Write out the full set of records exactly. Any pictures in them do not belong in the copy.

▬▬▬▬▬▬▬▬▬▬

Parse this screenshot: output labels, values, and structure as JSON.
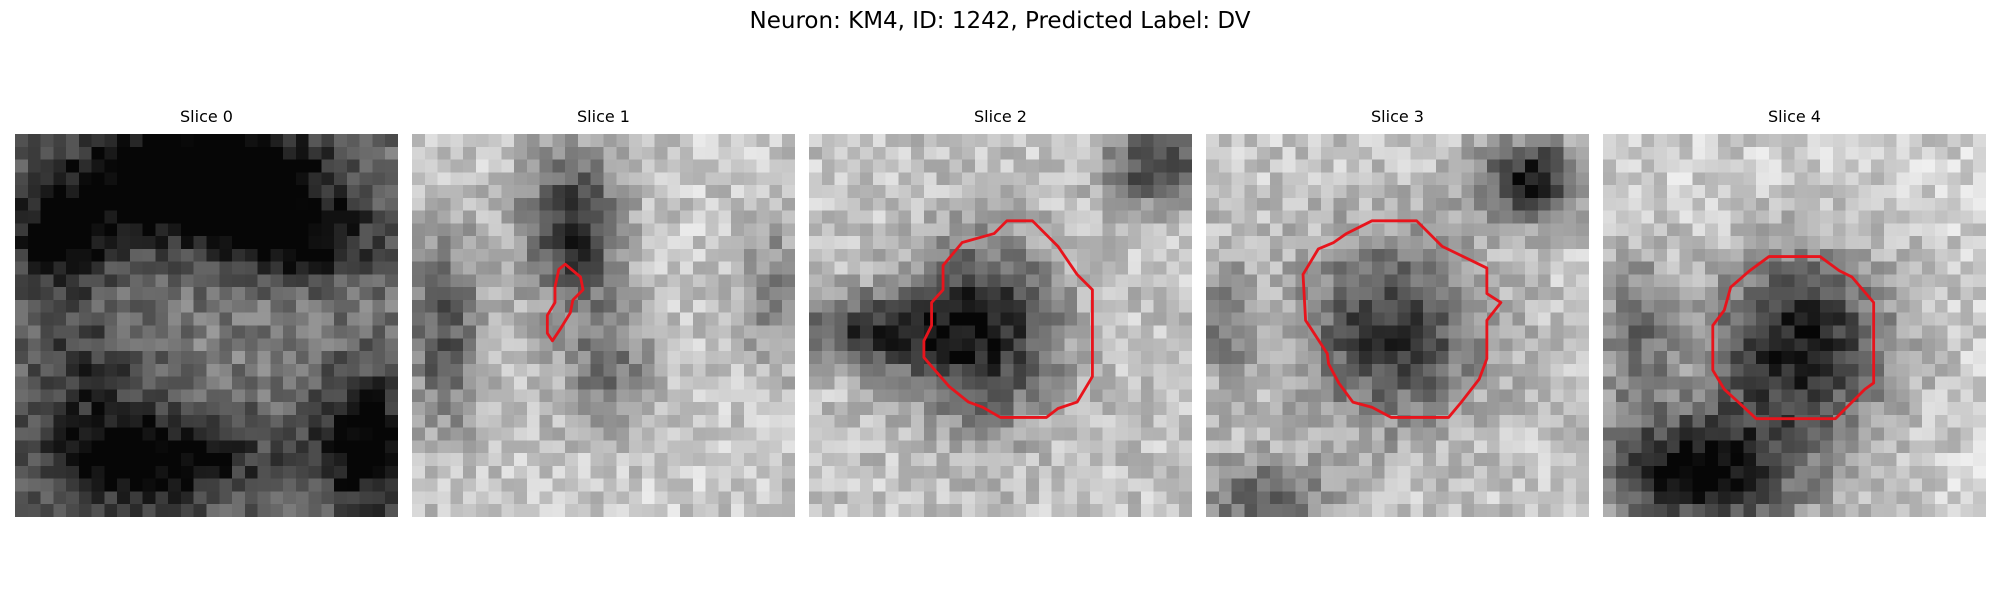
{
  "title": "Neuron: KM4, ID: 1242, Predicted Label: DV",
  "grid_size": 30,
  "outline_color": "#e8141c",
  "panels": [
    {
      "label": "Slice 0",
      "has_outline": false,
      "blobs": [
        {
          "cx": 14,
          "cy": 3,
          "rx": 10,
          "ry": 5,
          "dark": 0.85
        },
        {
          "cx": 3,
          "cy": 8,
          "rx": 4,
          "ry": 4,
          "dark": 0.55
        },
        {
          "cx": 22,
          "cy": 8,
          "rx": 6,
          "ry": 3,
          "dark": 0.45
        },
        {
          "cx": 10,
          "cy": 25,
          "rx": 9,
          "ry": 4,
          "dark": 0.6
        },
        {
          "cx": 27,
          "cy": 24,
          "rx": 4,
          "ry": 6,
          "dark": 0.55
        },
        {
          "cx": 5,
          "cy": 18,
          "rx": 5,
          "ry": 4,
          "dark": 0.3
        }
      ],
      "base": 0.52
    },
    {
      "label": "Slice 1",
      "has_outline": true,
      "blobs": [
        {
          "cx": 12,
          "cy": 7,
          "rx": 4,
          "ry": 6,
          "dark": 0.65
        },
        {
          "cx": 2,
          "cy": 15,
          "rx": 3,
          "ry": 8,
          "dark": 0.5
        },
        {
          "cx": 15,
          "cy": 18,
          "rx": 4,
          "ry": 5,
          "dark": 0.35
        },
        {
          "cx": 28,
          "cy": 12,
          "rx": 3,
          "ry": 6,
          "dark": 0.3
        }
      ],
      "base": 0.2
    },
    {
      "label": "Slice 2",
      "has_outline": true,
      "blobs": [
        {
          "cx": 13,
          "cy": 15,
          "rx": 6,
          "ry": 7,
          "dark": 0.7
        },
        {
          "cx": 4,
          "cy": 15,
          "rx": 6,
          "ry": 3,
          "dark": 0.55
        },
        {
          "cx": 27,
          "cy": 2,
          "rx": 4,
          "ry": 3,
          "dark": 0.6
        }
      ],
      "base": 0.22
    },
    {
      "label": "Slice 3",
      "has_outline": true,
      "blobs": [
        {
          "cx": 14,
          "cy": 15,
          "rx": 7,
          "ry": 7,
          "dark": 0.6
        },
        {
          "cx": 25,
          "cy": 3,
          "rx": 4,
          "ry": 3,
          "dark": 0.7
        },
        {
          "cx": 4,
          "cy": 28,
          "rx": 5,
          "ry": 3,
          "dark": 0.45
        },
        {
          "cx": 1,
          "cy": 14,
          "rx": 2,
          "ry": 5,
          "dark": 0.35
        }
      ],
      "base": 0.22
    },
    {
      "label": "Slice 4",
      "has_outline": true,
      "blobs": [
        {
          "cx": 15,
          "cy": 16,
          "rx": 7,
          "ry": 7,
          "dark": 0.75
        },
        {
          "cx": 7,
          "cy": 26,
          "rx": 8,
          "ry": 5,
          "dark": 0.8
        },
        {
          "cx": 2,
          "cy": 15,
          "rx": 3,
          "ry": 6,
          "dark": 0.4
        }
      ],
      "base": 0.18
    }
  ]
}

▬▬▬▬▬▬▬▬▬▬

Written reply:
Parse this screenshot: output labels, values, and structure as JSON.
{
  "title": "Neuron: KM4, ID: 1242, Predicted Label: DV",
  "grid_size": 30,
  "outline_color": "#e8141c",
  "panels": [
    {
      "label": "Slice 0",
      "has_outline": false,
      "blobs": [
        {
          "cx": 14,
          "cy": 3,
          "rx": 10,
          "ry": 5,
          "dark": 0.85
        },
        {
          "cx": 3,
          "cy": 8,
          "rx": 4,
          "ry": 4,
          "dark": 0.55
        },
        {
          "cx": 22,
          "cy": 8,
          "rx": 6,
          "ry": 3,
          "dark": 0.45
        },
        {
          "cx": 10,
          "cy": 25,
          "rx": 9,
          "ry": 4,
          "dark": 0.6
        },
        {
          "cx": 27,
          "cy": 24,
          "rx": 4,
          "ry": 6,
          "dark": 0.55
        },
        {
          "cx": 5,
          "cy": 18,
          "rx": 5,
          "ry": 4,
          "dark": 0.3
        }
      ],
      "base": 0.52
    },
    {
      "label": "Slice 1",
      "has_outline": true,
      "blobs": [
        {
          "cx": 12,
          "cy": 7,
          "rx": 4,
          "ry": 6,
          "dark": 0.65
        },
        {
          "cx": 2,
          "cy": 15,
          "rx": 3,
          "ry": 8,
          "dark": 0.5
        },
        {
          "cx": 15,
          "cy": 18,
          "rx": 4,
          "ry": 5,
          "dark": 0.35
        },
        {
          "cx": 28,
          "cy": 12,
          "rx": 3,
          "ry": 6,
          "dark": 0.3
        }
      ],
      "base": 0.2
    },
    {
      "label": "Slice 2",
      "has_outline": true,
      "blobs": [
        {
          "cx": 13,
          "cy": 15,
          "rx": 6,
          "ry": 7,
          "dark": 0.7
        },
        {
          "cx": 4,
          "cy": 15,
          "rx": 6,
          "ry": 3,
          "dark": 0.55
        },
        {
          "cx": 27,
          "cy": 2,
          "rx": 4,
          "ry": 3,
          "dark": 0.6
        }
      ],
      "base": 0.22
    },
    {
      "label": "Slice 3",
      "has_outline": true,
      "blobs": [
        {
          "cx": 14,
          "cy": 15,
          "rx": 7,
          "ry": 7,
          "dark": 0.6
        },
        {
          "cx": 25,
          "cy": 3,
          "rx": 4,
          "ry": 3,
          "dark": 0.7
        },
        {
          "cx": 4,
          "cy": 28,
          "rx": 5,
          "ry": 3,
          "dark": 0.45
        },
        {
          "cx": 1,
          "cy": 14,
          "rx": 2,
          "ry": 5,
          "dark": 0.35
        }
      ],
      "base": 0.22
    },
    {
      "label": "Slice 4",
      "has_outline": true,
      "blobs": [
        {
          "cx": 15,
          "cy": 16,
          "rx": 7,
          "ry": 7,
          "dark": 0.75
        },
        {
          "cx": 7,
          "cy": 26,
          "rx": 8,
          "ry": 5,
          "dark": 0.8
        },
        {
          "cx": 2,
          "cy": 15,
          "rx": 3,
          "ry": 6,
          "dark": 0.4
        }
      ],
      "base": 0.18
    }
  ]
}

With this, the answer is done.